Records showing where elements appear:
════════

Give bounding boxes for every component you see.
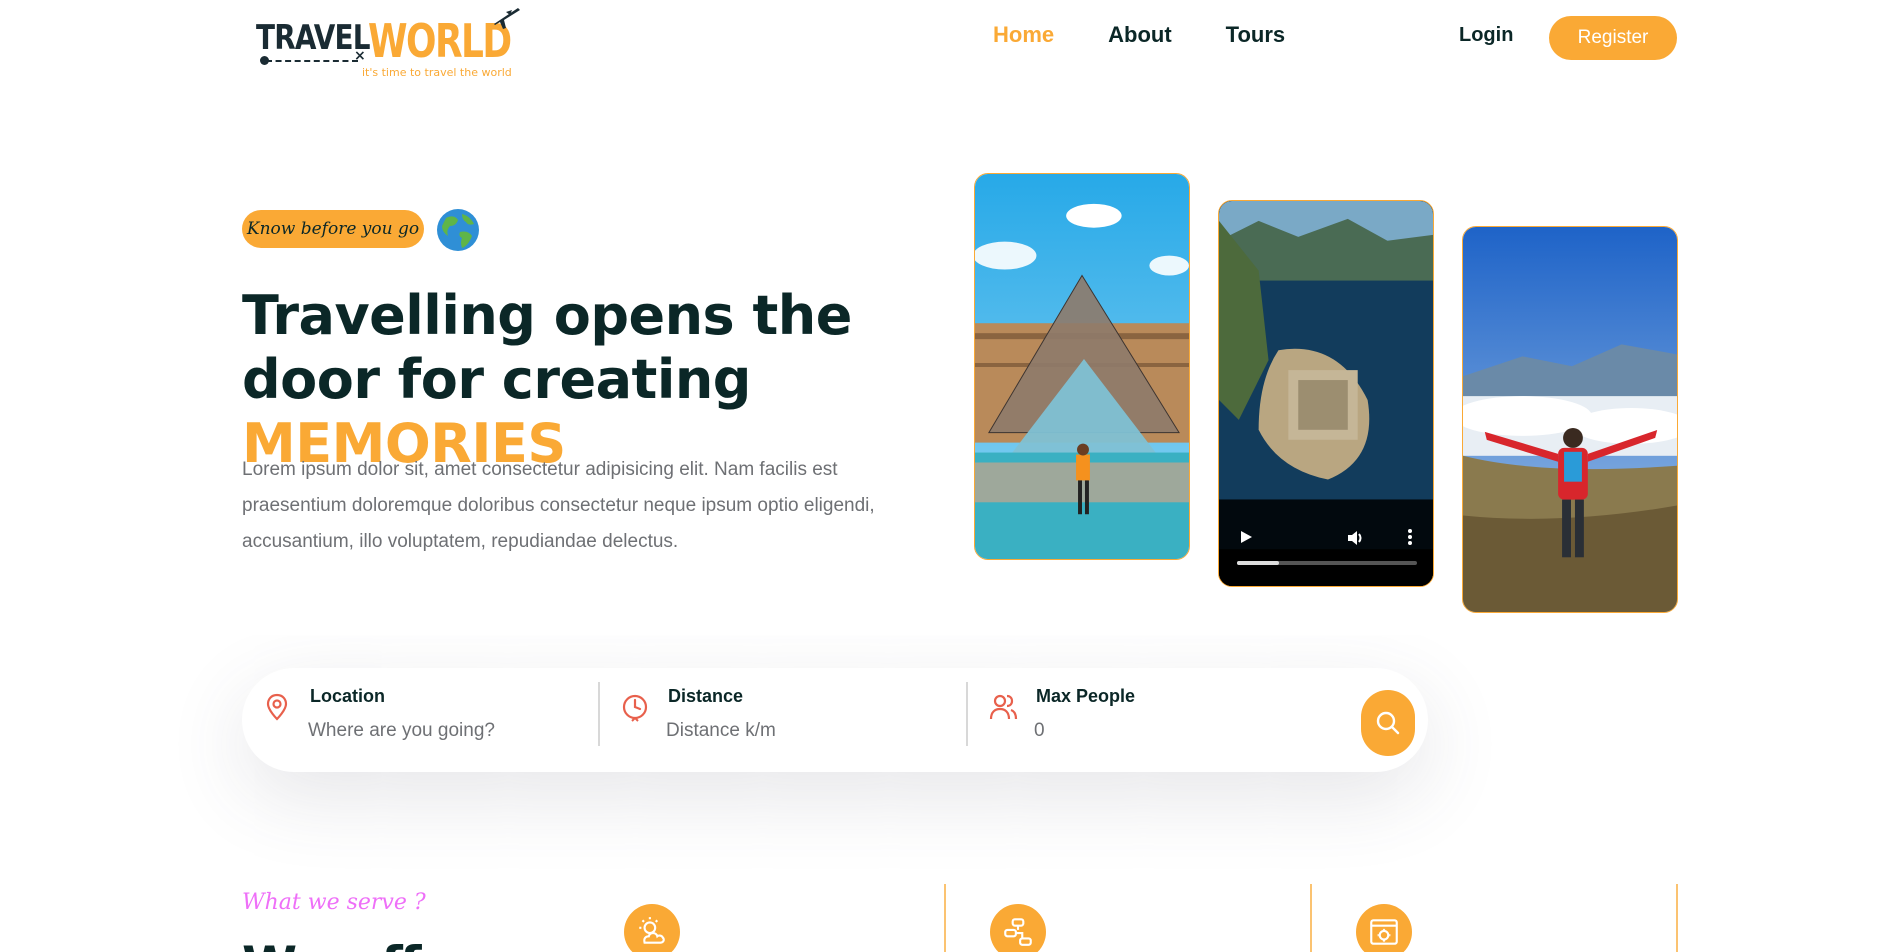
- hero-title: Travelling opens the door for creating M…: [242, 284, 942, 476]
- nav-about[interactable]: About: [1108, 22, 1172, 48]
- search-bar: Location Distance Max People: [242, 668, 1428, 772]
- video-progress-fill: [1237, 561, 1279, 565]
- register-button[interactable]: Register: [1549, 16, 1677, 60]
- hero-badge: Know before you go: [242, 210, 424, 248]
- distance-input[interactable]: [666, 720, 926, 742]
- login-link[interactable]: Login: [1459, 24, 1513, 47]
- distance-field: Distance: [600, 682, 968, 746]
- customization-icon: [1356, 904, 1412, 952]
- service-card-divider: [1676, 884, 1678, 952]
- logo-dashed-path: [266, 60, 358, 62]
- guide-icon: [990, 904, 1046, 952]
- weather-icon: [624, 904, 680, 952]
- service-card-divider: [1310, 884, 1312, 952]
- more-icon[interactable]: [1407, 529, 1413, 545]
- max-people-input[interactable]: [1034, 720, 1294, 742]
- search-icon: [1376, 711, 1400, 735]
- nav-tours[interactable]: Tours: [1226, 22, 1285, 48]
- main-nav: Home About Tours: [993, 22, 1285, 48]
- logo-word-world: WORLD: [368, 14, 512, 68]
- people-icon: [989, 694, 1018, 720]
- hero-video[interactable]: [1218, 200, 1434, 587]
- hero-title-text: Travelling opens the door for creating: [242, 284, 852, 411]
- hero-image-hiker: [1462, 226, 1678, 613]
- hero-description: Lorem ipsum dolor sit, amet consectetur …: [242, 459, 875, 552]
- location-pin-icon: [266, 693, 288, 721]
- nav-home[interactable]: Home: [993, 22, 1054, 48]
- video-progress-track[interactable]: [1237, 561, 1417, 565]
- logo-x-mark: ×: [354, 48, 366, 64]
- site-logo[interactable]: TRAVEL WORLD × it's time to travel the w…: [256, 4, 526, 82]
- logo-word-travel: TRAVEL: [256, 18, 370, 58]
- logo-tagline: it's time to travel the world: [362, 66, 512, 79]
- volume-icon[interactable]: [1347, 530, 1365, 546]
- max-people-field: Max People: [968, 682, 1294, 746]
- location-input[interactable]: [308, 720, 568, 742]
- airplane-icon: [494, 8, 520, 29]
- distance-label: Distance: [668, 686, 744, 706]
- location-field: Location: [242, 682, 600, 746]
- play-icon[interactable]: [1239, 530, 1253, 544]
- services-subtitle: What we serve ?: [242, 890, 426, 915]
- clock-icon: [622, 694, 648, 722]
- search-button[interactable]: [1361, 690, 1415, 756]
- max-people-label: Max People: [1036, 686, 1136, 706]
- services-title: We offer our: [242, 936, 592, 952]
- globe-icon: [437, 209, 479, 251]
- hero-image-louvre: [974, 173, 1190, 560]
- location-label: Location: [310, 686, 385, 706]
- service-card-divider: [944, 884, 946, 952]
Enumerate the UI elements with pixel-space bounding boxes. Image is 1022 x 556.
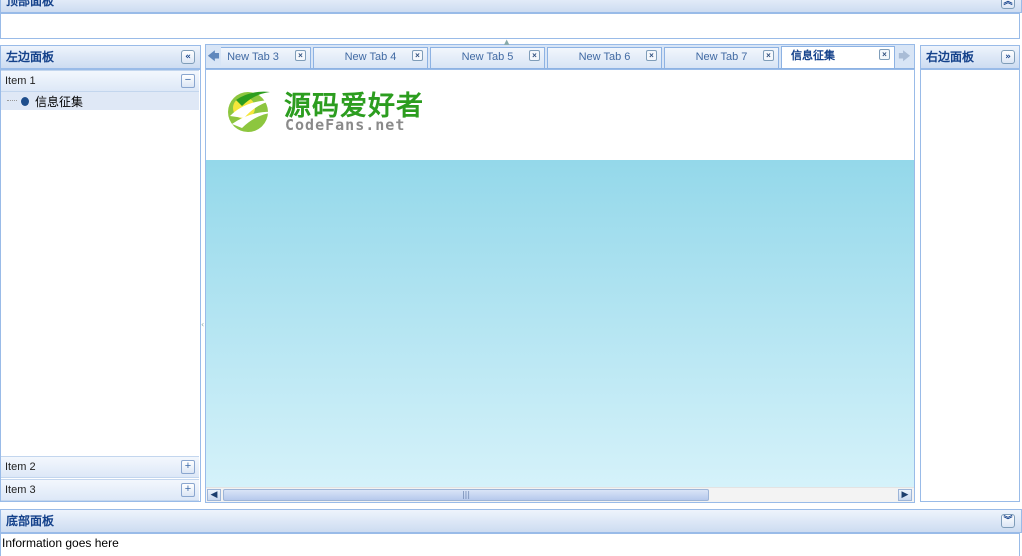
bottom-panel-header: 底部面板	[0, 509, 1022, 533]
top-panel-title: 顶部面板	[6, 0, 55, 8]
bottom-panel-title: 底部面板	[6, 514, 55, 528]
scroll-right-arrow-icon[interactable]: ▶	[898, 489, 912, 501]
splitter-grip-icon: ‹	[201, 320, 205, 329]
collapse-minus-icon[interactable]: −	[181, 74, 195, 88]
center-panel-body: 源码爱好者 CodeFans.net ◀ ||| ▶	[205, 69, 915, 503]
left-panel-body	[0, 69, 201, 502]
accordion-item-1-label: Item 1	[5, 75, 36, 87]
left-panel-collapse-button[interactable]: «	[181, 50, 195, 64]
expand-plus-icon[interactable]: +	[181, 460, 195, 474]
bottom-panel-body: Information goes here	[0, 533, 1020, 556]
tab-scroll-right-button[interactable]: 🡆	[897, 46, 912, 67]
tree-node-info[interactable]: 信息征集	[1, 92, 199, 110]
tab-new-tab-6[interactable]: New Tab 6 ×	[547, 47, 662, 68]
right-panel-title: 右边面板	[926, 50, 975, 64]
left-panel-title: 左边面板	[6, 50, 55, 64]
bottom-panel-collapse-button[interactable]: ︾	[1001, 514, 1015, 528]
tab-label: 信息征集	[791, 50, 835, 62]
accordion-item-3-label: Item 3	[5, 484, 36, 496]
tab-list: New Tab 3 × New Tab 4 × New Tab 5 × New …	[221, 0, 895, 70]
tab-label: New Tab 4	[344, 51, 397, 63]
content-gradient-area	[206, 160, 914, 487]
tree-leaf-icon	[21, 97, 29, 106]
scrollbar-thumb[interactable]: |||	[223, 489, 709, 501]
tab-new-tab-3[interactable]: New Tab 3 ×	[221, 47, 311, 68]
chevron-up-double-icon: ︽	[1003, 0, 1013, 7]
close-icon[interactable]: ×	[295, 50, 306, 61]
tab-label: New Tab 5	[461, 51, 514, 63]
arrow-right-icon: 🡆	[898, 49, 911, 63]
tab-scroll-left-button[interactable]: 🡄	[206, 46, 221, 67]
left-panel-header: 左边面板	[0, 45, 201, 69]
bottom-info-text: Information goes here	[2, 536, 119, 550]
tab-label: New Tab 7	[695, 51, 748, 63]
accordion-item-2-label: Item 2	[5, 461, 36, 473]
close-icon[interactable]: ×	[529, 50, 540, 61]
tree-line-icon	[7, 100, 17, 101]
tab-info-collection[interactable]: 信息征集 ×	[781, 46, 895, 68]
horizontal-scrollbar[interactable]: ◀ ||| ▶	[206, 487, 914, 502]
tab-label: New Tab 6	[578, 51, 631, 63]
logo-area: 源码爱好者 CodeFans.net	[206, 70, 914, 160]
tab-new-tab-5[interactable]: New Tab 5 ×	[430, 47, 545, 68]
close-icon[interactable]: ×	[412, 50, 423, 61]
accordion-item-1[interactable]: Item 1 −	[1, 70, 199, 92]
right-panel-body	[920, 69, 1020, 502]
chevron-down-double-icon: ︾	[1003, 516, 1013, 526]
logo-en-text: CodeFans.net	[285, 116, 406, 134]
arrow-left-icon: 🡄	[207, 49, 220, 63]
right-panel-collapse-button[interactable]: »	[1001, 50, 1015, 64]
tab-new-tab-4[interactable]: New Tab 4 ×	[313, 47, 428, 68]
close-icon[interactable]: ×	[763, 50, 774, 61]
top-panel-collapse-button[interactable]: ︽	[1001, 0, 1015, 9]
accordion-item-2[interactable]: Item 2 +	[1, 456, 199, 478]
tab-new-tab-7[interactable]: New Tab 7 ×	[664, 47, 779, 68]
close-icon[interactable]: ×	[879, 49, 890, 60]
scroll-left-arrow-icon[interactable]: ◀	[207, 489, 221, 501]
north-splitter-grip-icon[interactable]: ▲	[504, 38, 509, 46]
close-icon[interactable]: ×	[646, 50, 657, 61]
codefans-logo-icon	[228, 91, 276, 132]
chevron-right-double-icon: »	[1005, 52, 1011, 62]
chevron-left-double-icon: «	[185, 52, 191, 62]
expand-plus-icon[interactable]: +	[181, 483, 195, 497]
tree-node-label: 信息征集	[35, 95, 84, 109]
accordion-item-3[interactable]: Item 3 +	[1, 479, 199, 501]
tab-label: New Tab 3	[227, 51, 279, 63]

════════

§ OBJECTIVE: Copy every line of the records above word for word, leaving out the pictures.

§ WRITTEN SOLUTION:
Give bounding boxes for every component you see.
- hero-title: Travelling opens the door for creating M…: [242, 284, 942, 476]
- nav-about[interactable]: About: [1108, 22, 1172, 48]
- search-bar: Location Distance Max People: [242, 668, 1428, 772]
- video-progress-fill: [1237, 561, 1279, 565]
- register-button[interactable]: Register: [1549, 16, 1677, 60]
- hero-badge: Know before you go: [242, 210, 424, 248]
- distance-input[interactable]: [666, 720, 926, 742]
- login-link[interactable]: Login: [1459, 24, 1513, 47]
- distance-field: Distance: [600, 682, 968, 746]
- customization-icon: [1356, 904, 1412, 952]
- service-card-divider: [1676, 884, 1678, 952]
- logo-dashed-path: [266, 60, 358, 62]
- guide-icon: [990, 904, 1046, 952]
- weather-icon: [624, 904, 680, 952]
- service-card-divider: [1310, 884, 1312, 952]
- more-icon[interactable]: [1407, 529, 1413, 545]
- max-people-input[interactable]: [1034, 720, 1294, 742]
- search-icon: [1376, 711, 1400, 735]
- nav-tours[interactable]: Tours: [1226, 22, 1285, 48]
- main-nav: Home About Tours: [993, 22, 1285, 48]
- logo-word-world: WORLD: [368, 14, 512, 68]
- people-icon: [989, 694, 1018, 720]
- hero-video[interactable]: [1218, 200, 1434, 587]
- hero-title-text: Travelling opens the door for creating: [242, 284, 852, 411]
- hero-image-hiker: [1462, 226, 1678, 613]
- hero-description: Lorem ipsum dolor sit, amet consectetur …: [242, 459, 875, 552]
- location-pin-icon: [266, 693, 288, 721]
- nav-home[interactable]: Home: [993, 22, 1054, 48]
- video-progress-track[interactable]: [1237, 561, 1417, 565]
- logo-x-mark: ×: [354, 48, 366, 64]
- site-logo[interactable]: TRAVEL WORLD × it's time to travel the w…: [256, 4, 526, 82]
- logo-word-travel: TRAVEL: [256, 18, 370, 58]
- logo-tagline: it's time to travel the world: [362, 66, 512, 79]
- volume-icon[interactable]: [1347, 530, 1365, 546]
- max-people-field: Max People: [968, 682, 1294, 746]
- location-input[interactable]: [308, 720, 568, 742]
- airplane-icon: [494, 8, 520, 29]
- distance-label: Distance: [668, 686, 744, 706]
- location-field: Location: [242, 682, 600, 746]
- play-icon[interactable]: [1239, 530, 1253, 544]
- services-subtitle: What we serve ?: [242, 890, 426, 915]
- clock-icon: [622, 694, 648, 722]
- search-button[interactable]: [1361, 690, 1415, 756]
- max-people-label: Max People: [1036, 686, 1136, 706]
- services-title: We offer our: [242, 936, 592, 952]
- globe-icon: [437, 209, 479, 251]
- hero-image-louvre: [974, 173, 1190, 560]
- location-label: Location: [310, 686, 385, 706]
- service-card-divider: [944, 884, 946, 952]
Enumerate the UI elements with pixel-space bounding boxes. Image is 1022 x 556.
bottom-panel-header: 底部面板	[0, 509, 1022, 533]
top-panel-title: 顶部面板	[6, 0, 55, 8]
bottom-panel-title: 底部面板	[6, 514, 55, 528]
scroll-right-arrow-icon[interactable]: ▶	[898, 489, 912, 501]
splitter-grip-icon: ‹	[201, 320, 205, 329]
collapse-minus-icon[interactable]: −	[181, 74, 195, 88]
center-panel-body: 源码爱好者 CodeFans.net ◀ ||| ▶	[205, 69, 915, 503]
left-panel-body	[0, 69, 201, 502]
accordion-item-1-label: Item 1	[5, 75, 36, 87]
left-panel-collapse-button[interactable]: «	[181, 50, 195, 64]
expand-plus-icon[interactable]: +	[181, 460, 195, 474]
bottom-panel-body: Information goes here	[0, 533, 1020, 556]
tab-scroll-right-button[interactable]: 🡆	[897, 46, 912, 67]
tree-node-info[interactable]: 信息征集	[1, 92, 199, 110]
tab-new-tab-6[interactable]: New Tab 6 ×	[547, 47, 662, 68]
right-panel-title: 右边面板	[926, 50, 975, 64]
left-panel-title: 左边面板	[6, 50, 55, 64]
bottom-panel-collapse-button[interactable]: ︾	[1001, 514, 1015, 528]
tab-label: 信息征集	[791, 50, 835, 62]
accordion-item-3-label: Item 3	[5, 484, 36, 496]
tab-list: New Tab 3 × New Tab 4 × New Tab 5 × New …	[221, 0, 895, 70]
tab-label: New Tab 4	[344, 51, 397, 63]
content-gradient-area	[206, 160, 914, 487]
tree-leaf-icon	[21, 97, 29, 106]
scrollbar-thumb[interactable]: |||	[223, 489, 709, 501]
tab-new-tab-3[interactable]: New Tab 3 ×	[221, 47, 311, 68]
chevron-up-double-icon: ︽	[1003, 0, 1013, 7]
close-icon[interactable]: ×	[295, 50, 306, 61]
tab-label: New Tab 5	[461, 51, 514, 63]
arrow-right-icon: 🡆	[898, 49, 911, 63]
tab-scroll-left-button[interactable]: 🡄	[206, 46, 221, 67]
left-panel-header: 左边面板	[0, 45, 201, 69]
bottom-info-text: Information goes here	[2, 536, 119, 550]
tab-label: New Tab 7	[695, 51, 748, 63]
accordion-item-2-label: Item 2	[5, 461, 36, 473]
close-icon[interactable]: ×	[529, 50, 540, 61]
tree-line-icon	[7, 100, 17, 101]
tab-info-collection[interactable]: 信息征集 ×	[781, 46, 895, 68]
horizontal-scrollbar[interactable]: ◀ ||| ▶	[206, 487, 914, 502]
tab-label: New Tab 6	[578, 51, 631, 63]
logo-area: 源码爱好者 CodeFans.net	[206, 70, 914, 160]
tab-new-tab-5[interactable]: New Tab 5 ×	[430, 47, 545, 68]
close-icon[interactable]: ×	[412, 50, 423, 61]
accordion-item-1[interactable]: Item 1 −	[1, 70, 199, 92]
right-panel-body	[920, 69, 1020, 502]
chevron-down-double-icon: ︾	[1003, 516, 1013, 526]
logo-en-text: CodeFans.net	[285, 116, 406, 134]
arrow-left-icon: 🡄	[207, 49, 220, 63]
right-panel-collapse-button[interactable]: »	[1001, 50, 1015, 64]
tab-new-tab-4[interactable]: New Tab 4 ×	[313, 47, 428, 68]
close-icon[interactable]: ×	[763, 50, 774, 61]
top-panel-collapse-button[interactable]: ︽	[1001, 0, 1015, 9]
accordion-item-2[interactable]: Item 2 +	[1, 456, 199, 478]
tab-new-tab-7[interactable]: New Tab 7 ×	[664, 47, 779, 68]
close-icon[interactable]: ×	[879, 49, 890, 60]
scroll-left-arrow-icon[interactable]: ◀	[207, 489, 221, 501]
north-splitter-grip-icon[interactable]: ▲	[504, 38, 509, 46]
close-icon[interactable]: ×	[646, 50, 657, 61]
codefans-logo-icon	[228, 91, 276, 132]
chevron-right-double-icon: »	[1005, 52, 1011, 62]
chevron-left-double-icon: «	[185, 52, 191, 62]
expand-plus-icon[interactable]: +	[181, 483, 195, 497]
tree-node-label: 信息征集	[35, 95, 84, 109]
accordion-item-3[interactable]: Item 3 +	[1, 479, 199, 501]
tab-label: New Tab 3	[227, 51, 279, 63]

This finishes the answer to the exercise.